[Task to complete] All of the entries must be reproduced exactly, with no images carried over.

[Materials provided]
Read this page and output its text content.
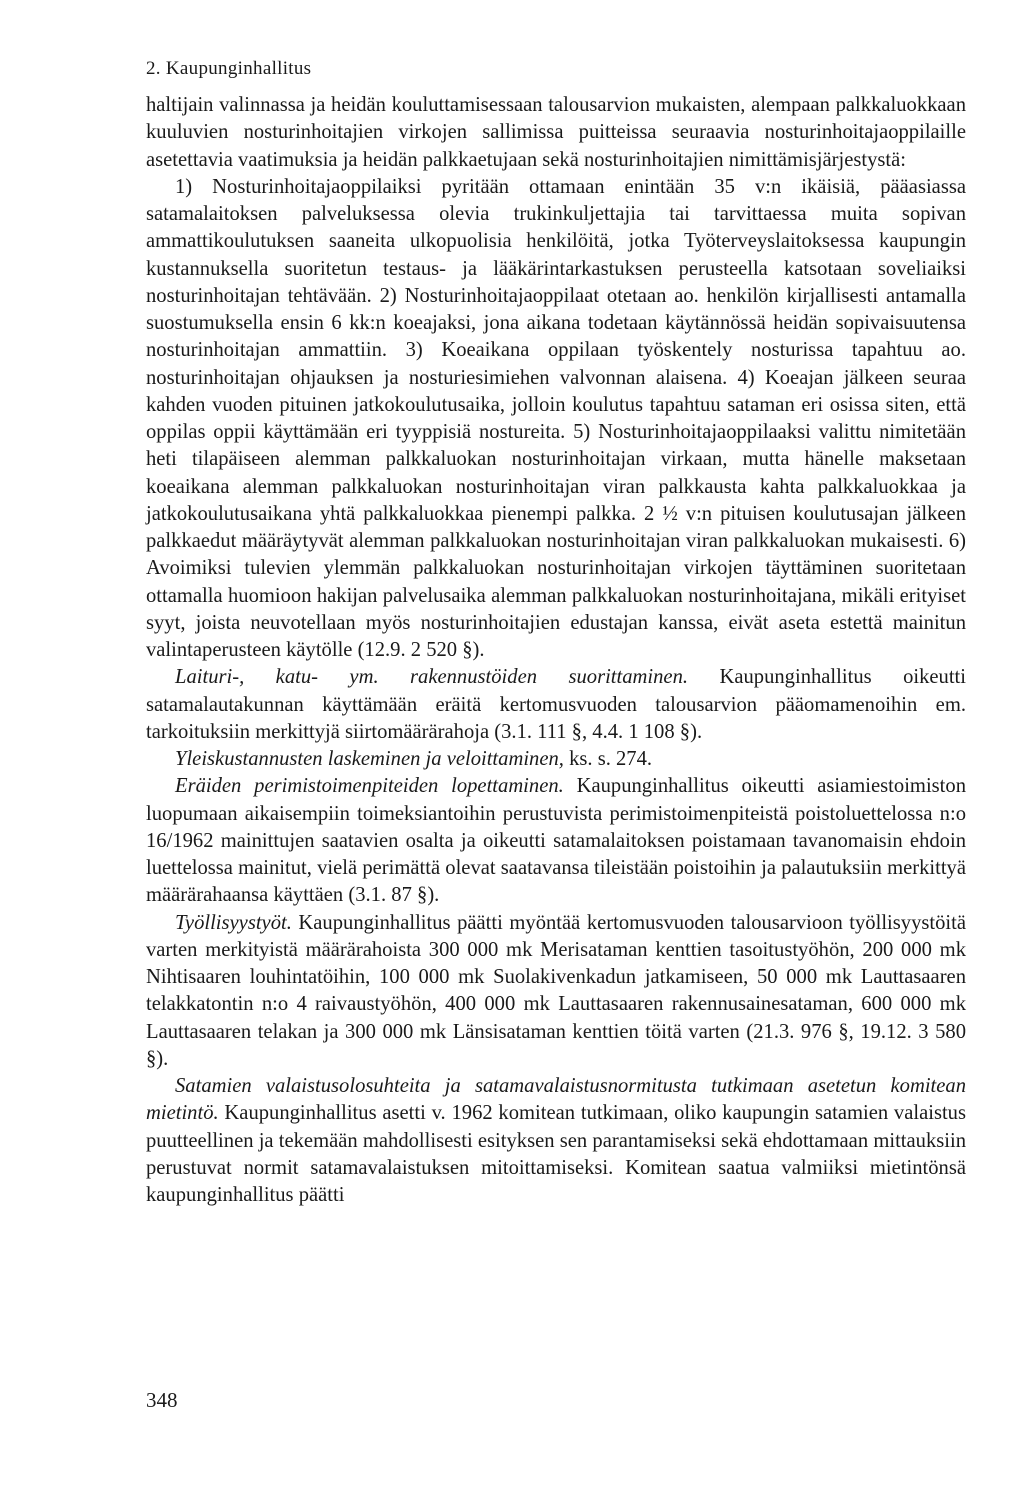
2. Kaupunginhallitus

haltijain valinnassa ja heidän kouluttamisessaan talousarvion mukaisten, alempaan palkkaluokkaan kuuluvien nosturinhoitajien virkojen sallimissa puitteissa seuraavia nosturinhoitajaoppilaille asetettavia vaatimuksia ja heidän palkkaetujaan sekä nosturinhoitajien nimittämisjärjestystä:

1) Nosturinhoitajaoppilaiksi pyritään ottamaan enintään 35 v:n ikäisiä, pääasiassa satamalaitoksen palveluksessa olevia trukinkuljettajia tai tarvittaessa muita sopivan ammattikoulutuksen saaneita ulkopuolisia henkilöitä, jotka Työterveyslaitoksessa kaupungin kustannuksella suoritetun testaus- ja lääkärintarkastuksen perusteella katsotaan soveliaiksi nosturinhoitajan tehtävään. 2) Nosturinhoitajaoppilaat otetaan ao. henkilön kirjallisesti antamalla suostumuksella ensin 6 kk:n koeajaksi, jona aikana todetaan käytännössä heidän sopivaisuutensa nosturinhoitajan ammattiin. 3) Koeaikana oppilaan työskentely nosturissa tapahtuu ao. nosturinhoitajan ohjauksen ja nosturiesimiehen valvonnan alaisena. 4) Koeajan jälkeen seuraa kahden vuoden pituinen jatkokoulutusaika, jolloin koulutus tapahtuu sataman eri osissa siten, että oppilas oppii käyttämään eri tyyppisiä nostureita. 5) Nosturinhoitajaoppilaaksi valittu nimitetään heti tilapäiseen alemman palkkaluokan nosturinhoitajan virkaan, mutta hänelle maksetaan koeaikana alemman palkkaluokan nosturinhoitajan viran palkkausta kahta palkkaluokkaa ja jatkokoulutusaikana yhtä palkkaluokkaa pienempi palkka. 2 ½ v:n pituisen koulutusajan jälkeen palkkaedut määräytyvät alemman palkkaluokan nosturinhoitajan viran palkkaluokan mukaisesti. 6) Avoimiksi tulevien ylemmän palkkaluokan nosturinhoitajan virkojen täyttäminen suoritetaan ottamalla huomioon hakijan palvelusaika alemman palkkaluokan nosturinhoitajana, mikäli erityiset syyt, joista neuvotellaan myös nosturinhoitajien edustajan kanssa, eivät aseta estettä mainitun valintaperusteen käytölle (12.9. 2 520 §).

Laituri-, katu- ym. rakennustöiden suorittaminen. Kaupunginhallitus oikeutti satamalautakunnan käyttämään eräitä kertomusvuoden talousarvion pääomamenoihin em. tarkoituksiin merkittyjä siirtomäärärahoja (3.1. 111 §, 4.4. 1 108 §).

Yleiskustannusten laskeminen ja veloittaminen, ks. s. 274.

Eräiden perimistoimenpiteiden lopettaminen. Kaupunginhallitus oikeutti asiamiestoimiston luopumaan aikaisempiin toimeksiantoihin perustuvista perimistoimenpiteistä poistoluettelossa n:o 16/1962 mainittujen saatavien osalta ja oikeutti satamalaitoksen poistamaan tavanomaisin ehdoin luettelossa mainitut, vielä perimättä olevat saatavansa tileistään poistoihin ja palautuksiin merkittyä määrärahaansa käyttäen (3.1. 87 §).

Työllisyystyöt. Kaupunginhallitus päätti myöntää kertomusvuoden talousarvioon työllisyystöitä varten merkityistä määrärahoista 300 000 mk Merisataman kenttien tasoitustyöhön, 200 000 mk Nihtisaaren louhintatöihin, 100 000 mk Suolakivenkadun jatkamiseen, 50 000 mk Lauttasaaren telakkatontin n:o 4 raivaustyöhön, 400 000 mk Lauttasaaren rakennusainesataman, 600 000 mk Lauttasaaren telakan ja 300 000 mk Länsisataman kenttien töitä varten (21.3. 976 §, 19.12. 3 580 §).

Satamien valaistusolosuhteita ja satamavalaistusnormitusta tutkimaan asetetun komitean mietintö. Kaupunginhallitus asetti v. 1962 komitean tutkimaan, oliko kaupungin satamien valaistus puutteellinen ja tekemään mahdollisesti esityksen sen parantamiseksi sekä ehdottamaan mittauksiin perustuvat normit satamavalaistuksen mitoittamiseksi. Komitean saatua valmiiksi mietintönsä kaupunginhallitus päätti

348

[Full solution]
Read this page and output its text content.
2. Kaupunginhallitus

haltijain valinnassa ja heidän kouluttamisessaan talousarvion mukaisten, alempaan palkkaluokkaan kuuluvien nosturinhoitajien virkojen sallimissa puitteissa seuraavia nosturinhoitajaoppilaille asetettavia vaatimuksia ja heidän palkkaetujaan sekä nosturinhoitajien nimittämisjärjestystä:

1) Nosturinhoitajaoppilaiksi pyritään ottamaan enintään 35 v:n ikäisiä, pääasiassa satamalaitoksen palveluksessa olevia trukinkuljettajia tai tarvittaessa muita sopivan ammattikoulutuksen saaneita ulkopuolisia henkilöitä, jotka Työterveyslaitoksessa kaupungin kustannuksella suoritetun testaus- ja lääkärintarkastuksen perusteella katsotaan soveliaiksi nosturinhoitajan tehtävään. 2) Nosturinhoitajaoppilaat otetaan ao. henkilön kirjallisesti antamalla suostumuksella ensin 6 kk:n koeajaksi, jona aikana todetaan käytännössä heidän sopivaisuutensa nosturinhoitajan ammattiin. 3) Koeaikana oppilaan työskentely nosturissa tapahtuu ao. nosturinhoitajan ohjauksen ja nosturiesimiehen valvonnan alaisena. 4) Koeajan jälkeen seuraa kahden vuoden pituinen jatkokoulutusaika, jolloin koulutus tapahtuu sataman eri osissa siten, että oppilas oppii käyttämään eri tyyppisiä nostureita. 5) Nosturinhoitajaoppilaaksi valittu nimitetään heti tilapäiseen alemman palkkaluokan nosturinhoitajan virkaan, mutta hänelle maksetaan koeaikana alemman palkkaluokan nosturinhoitajan viran palkkausta kahta palkkaluokkaa ja jatkokoulutusaikana yhtä palkkaluokkaa pienempi palkka. 2 ½ v:n pituisen koulutusajan jälkeen palkkaedut määräytyvät alemman palkkaluokan nosturinhoitajan viran palkkaluokan mukaisesti. 6) Avoimiksi tulevien ylemmän palkkaluokan nosturinhoitajan virkojen täyttäminen suoritetaan ottamalla huomioon hakijan palvelusaika alemman palkkaluokan nosturinhoitajana, mikäli erityiset syyt, joista neuvotellaan myös nosturinhoitajien edustajan kanssa, eivät aseta estettä mainitun valintaperusteen käytölle (12.9. 2 520 §).

Laituri-, katu- ym. rakennustöiden suorittaminen. Kaupunginhallitus oikeutti satamalautakunnan käyttämään eräitä kertomusvuoden talousarvion pääomamenoihin em. tarkoituksiin merkittyjä siirtomäärärahoja (3.1. 111 §, 4.4. 1 108 §).

Yleiskustannusten laskeminen ja veloittaminen, ks. s. 274.

Eräiden perimistoimenpiteiden lopettaminen. Kaupunginhallitus oikeutti asiamiestoimiston luopumaan aikaisempiin toimeksiantoihin perustuvista perimistoimenpiteistä poistoluettelossa n:o 16/1962 mainittujen saatavien osalta ja oikeutti satamalaitoksen poistamaan tavanomaisin ehdoin luettelossa mainitut, vielä perimättä olevat saatavansa tileistään poistoihin ja palautuksiin merkittyä määrärahaansa käyttäen (3.1. 87 §).

Työllisyystyöt. Kaupunginhallitus päätti myöntää kertomusvuoden talousarvioon työllisyystöitä varten merkityistä määrärahoista 300 000 mk Merisataman kenttien tasoitustyöhön, 200 000 mk Nihtisaaren louhintatöihin, 100 000 mk Suolakivenkadun jatkamiseen, 50 000 mk Lauttasaaren telakkatontin n:o 4 raivaustyöhön, 400 000 mk Lauttasaaren rakennusainesataman, 600 000 mk Lauttasaaren telakan ja 300 000 mk Länsisataman kenttien töitä varten (21.3. 976 §, 19.12. 3 580 §).

Satamien valaistusolosuhteita ja satamavalaistusnormitusta tutkimaan asetetun komitean mietintö. Kaupunginhallitus asetti v. 1962 komitean tutkimaan, oliko kaupungin satamien valaistus puutteellinen ja tekemään mahdollisesti esityksen sen parantamiseksi sekä ehdottamaan mittauksiin perustuvat normit satamavalaistuksen mitoittamiseksi. Komitean saatua valmiiksi mietintönsä kaupunginhallitus päätti

348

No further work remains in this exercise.